Task requirements: Scan the records below. List lines holding "What".

Records for this task:
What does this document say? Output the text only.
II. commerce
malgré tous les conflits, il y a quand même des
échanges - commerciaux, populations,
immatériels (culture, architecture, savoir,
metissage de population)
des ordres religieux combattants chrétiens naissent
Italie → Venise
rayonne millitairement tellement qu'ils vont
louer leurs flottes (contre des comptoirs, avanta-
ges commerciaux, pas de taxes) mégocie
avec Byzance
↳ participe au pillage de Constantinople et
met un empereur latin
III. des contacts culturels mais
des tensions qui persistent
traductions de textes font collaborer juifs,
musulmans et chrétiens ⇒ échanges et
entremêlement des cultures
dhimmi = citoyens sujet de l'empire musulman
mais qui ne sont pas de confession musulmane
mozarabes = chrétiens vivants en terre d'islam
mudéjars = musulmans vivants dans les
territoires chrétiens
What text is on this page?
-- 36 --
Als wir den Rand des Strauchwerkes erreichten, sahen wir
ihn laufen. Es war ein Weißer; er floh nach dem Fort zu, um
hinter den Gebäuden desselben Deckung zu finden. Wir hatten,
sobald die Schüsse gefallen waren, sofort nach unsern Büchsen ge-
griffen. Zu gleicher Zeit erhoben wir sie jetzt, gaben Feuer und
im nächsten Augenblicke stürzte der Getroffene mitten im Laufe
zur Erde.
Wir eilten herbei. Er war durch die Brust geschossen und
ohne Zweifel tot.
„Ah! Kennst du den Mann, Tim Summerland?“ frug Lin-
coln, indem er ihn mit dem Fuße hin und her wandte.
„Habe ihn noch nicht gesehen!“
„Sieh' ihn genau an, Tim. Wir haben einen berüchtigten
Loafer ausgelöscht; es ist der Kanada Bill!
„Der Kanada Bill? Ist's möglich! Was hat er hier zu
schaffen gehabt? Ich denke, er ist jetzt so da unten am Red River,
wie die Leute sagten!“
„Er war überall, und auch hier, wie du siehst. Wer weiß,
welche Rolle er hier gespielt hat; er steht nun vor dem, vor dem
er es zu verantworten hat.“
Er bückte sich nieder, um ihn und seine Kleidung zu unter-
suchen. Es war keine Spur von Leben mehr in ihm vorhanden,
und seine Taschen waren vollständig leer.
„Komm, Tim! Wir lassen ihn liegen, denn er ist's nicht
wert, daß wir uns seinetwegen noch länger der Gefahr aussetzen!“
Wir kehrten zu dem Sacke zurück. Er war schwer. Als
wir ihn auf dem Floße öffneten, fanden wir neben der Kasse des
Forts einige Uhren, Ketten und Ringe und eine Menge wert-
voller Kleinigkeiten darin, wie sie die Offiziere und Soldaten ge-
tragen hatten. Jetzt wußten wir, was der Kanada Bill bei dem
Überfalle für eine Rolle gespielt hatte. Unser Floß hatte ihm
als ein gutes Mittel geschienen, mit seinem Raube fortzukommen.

Exercise response:
What does this document say? Output the text only.
What text is on this page?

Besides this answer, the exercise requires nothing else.